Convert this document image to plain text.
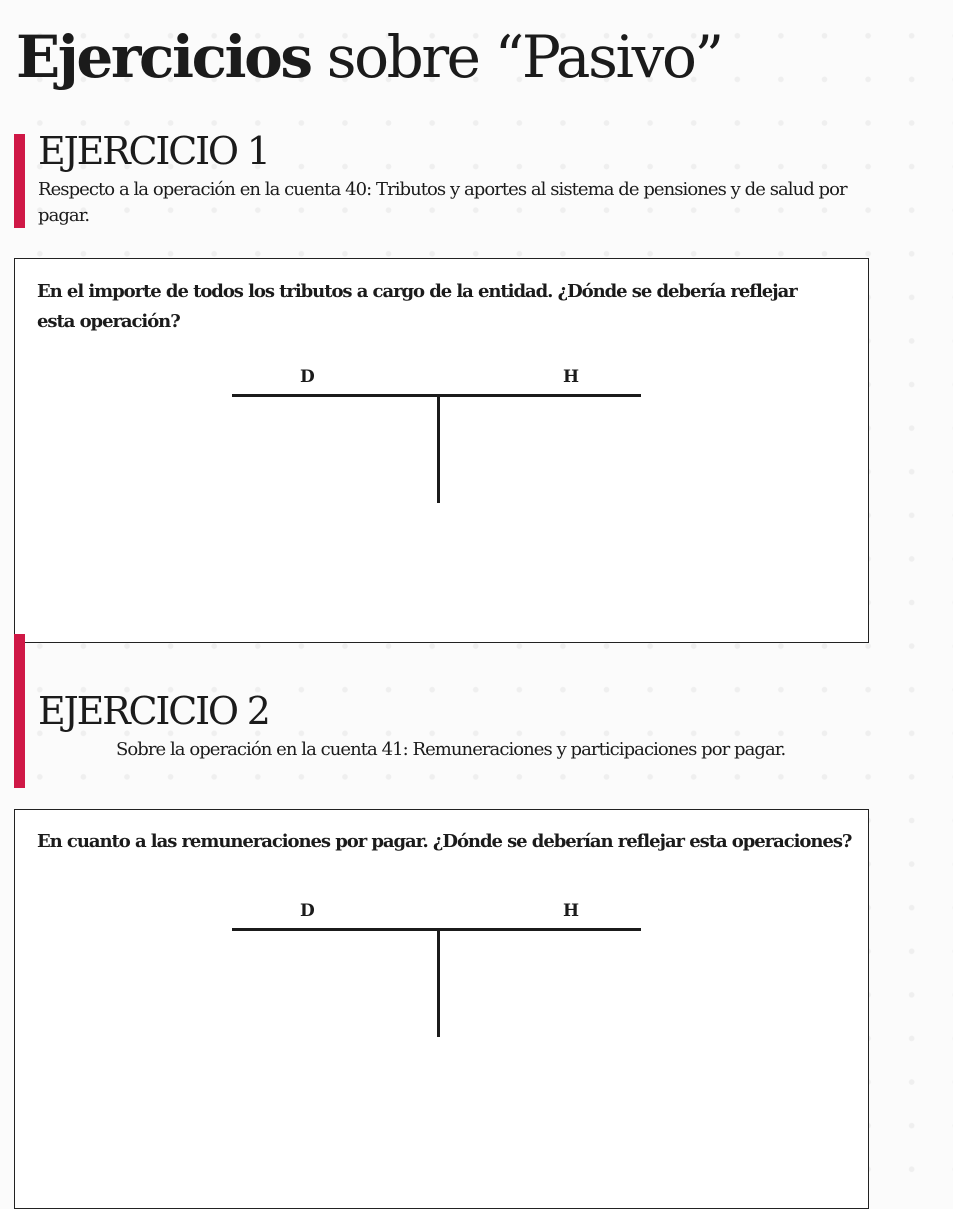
Ejercicios sobre “Pasivo”
EJERCICIO 1

Respecto a la operación en la cuenta 40: Tributos y aportes al sistema de pensiones y de salud por pagar.

En el importe de todos los tributos a cargo de la entidad. ¿Dónde se debería reflejar esta operación?

D	H
EJERCICIO 2

Sobre la operación en la cuenta 41: Remuneraciones y participaciones por pagar.

En cuanto a las remuneraciones por pagar. ¿Dónde se deberían reflejar esta operaciones?

D	H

•••••

→ Task instructions: Where a line in the material contains "cuenta", copy that line.

→ Complete answer:
Respecto a la operación en la cuenta 40: Tributos y aportes al sistema de pensiones y de salud por pagar.
Sobre la operación en la cuenta 41: Remuneraciones y participaciones por pagar.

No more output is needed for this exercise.